* **Exercise description**: Restate each entry word for word, leaving nothing out.

## Start The records

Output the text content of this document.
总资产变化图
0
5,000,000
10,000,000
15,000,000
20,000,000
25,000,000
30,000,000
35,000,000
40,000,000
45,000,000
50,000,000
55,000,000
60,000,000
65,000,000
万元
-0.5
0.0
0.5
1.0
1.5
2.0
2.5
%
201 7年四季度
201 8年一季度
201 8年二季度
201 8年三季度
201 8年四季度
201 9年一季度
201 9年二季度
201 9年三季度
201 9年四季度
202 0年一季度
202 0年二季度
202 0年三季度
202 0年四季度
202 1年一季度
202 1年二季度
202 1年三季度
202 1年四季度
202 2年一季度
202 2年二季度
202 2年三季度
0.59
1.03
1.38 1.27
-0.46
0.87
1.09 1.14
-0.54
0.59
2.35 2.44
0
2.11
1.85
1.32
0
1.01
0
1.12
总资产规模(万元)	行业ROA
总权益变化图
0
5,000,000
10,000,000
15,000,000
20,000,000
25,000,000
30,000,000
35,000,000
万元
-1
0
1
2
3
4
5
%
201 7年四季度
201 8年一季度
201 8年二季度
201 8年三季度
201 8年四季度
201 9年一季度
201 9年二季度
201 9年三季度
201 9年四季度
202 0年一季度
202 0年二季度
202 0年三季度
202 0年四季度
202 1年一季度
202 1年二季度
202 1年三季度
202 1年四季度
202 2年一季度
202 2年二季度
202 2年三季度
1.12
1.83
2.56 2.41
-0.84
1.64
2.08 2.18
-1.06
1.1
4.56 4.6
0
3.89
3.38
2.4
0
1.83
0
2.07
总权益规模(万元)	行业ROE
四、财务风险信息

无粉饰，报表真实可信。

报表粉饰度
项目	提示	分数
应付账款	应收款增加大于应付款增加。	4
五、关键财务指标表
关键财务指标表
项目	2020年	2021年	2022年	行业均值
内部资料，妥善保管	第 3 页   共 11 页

## End The records

* **Answer for this exercise**:
Output the text content of this document.
总资产变化图
0
5,000,000
10,000,000
15,000,000
20,000,000
25,000,000
30,000,000
35,000,000
40,000,000
45,000,000
50,000,000
55,000,000
60,000,000
65,000,000
万元
-0.5
0.0
0.5
1.0
1.5
2.0
2.5
%
201 7年四季度
201 8年一季度
201 8年二季度
201 8年三季度
201 8年四季度
201 9年一季度
201 9年二季度
201 9年三季度
201 9年四季度
202 0年一季度
202 0年二季度
202 0年三季度
202 0年四季度
202 1年一季度
202 1年二季度
202 1年三季度
202 1年四季度
202 2年一季度
202 2年二季度
202 2年三季度
0.59
1.03
1.38 1.27
-0.46
0.87
1.09 1.14
-0.54
0.59
2.35 2.44
0
2.11
1.85
1.32
0
1.01
0
1.12
总资产规模(万元)	行业ROA
总权益变化图
0
5,000,000
10,000,000
15,000,000
20,000,000
25,000,000
30,000,000
35,000,000
万元
-1
0
1
2
3
4
5
%
201 7年四季度
201 8年一季度
201 8年二季度
201 8年三季度
201 8年四季度
201 9年一季度
201 9年二季度
201 9年三季度
201 9年四季度
202 0年一季度
202 0年二季度
202 0年三季度
202 0年四季度
202 1年一季度
202 1年二季度
202 1年三季度
202 1年四季度
202 2年一季度
202 2年二季度
202 2年三季度
1.12
1.83
2.56 2.41
-0.84
1.64
2.08 2.18
-1.06
1.1
4.56 4.6
0
3.89
3.38
2.4
0
1.83
0
2.07
总权益规模(万元)	行业ROE
四、财务风险信息

无粉饰，报表真实可信。

报表粉饰度
项目	提示	分数
应付账款	应收款增加大于应付款增加。	4
五、关键财务指标表
关键财务指标表
项目	2020年	2021年	2022年	行业均值
内部资料，妥善保管	第 3 页   共 11 页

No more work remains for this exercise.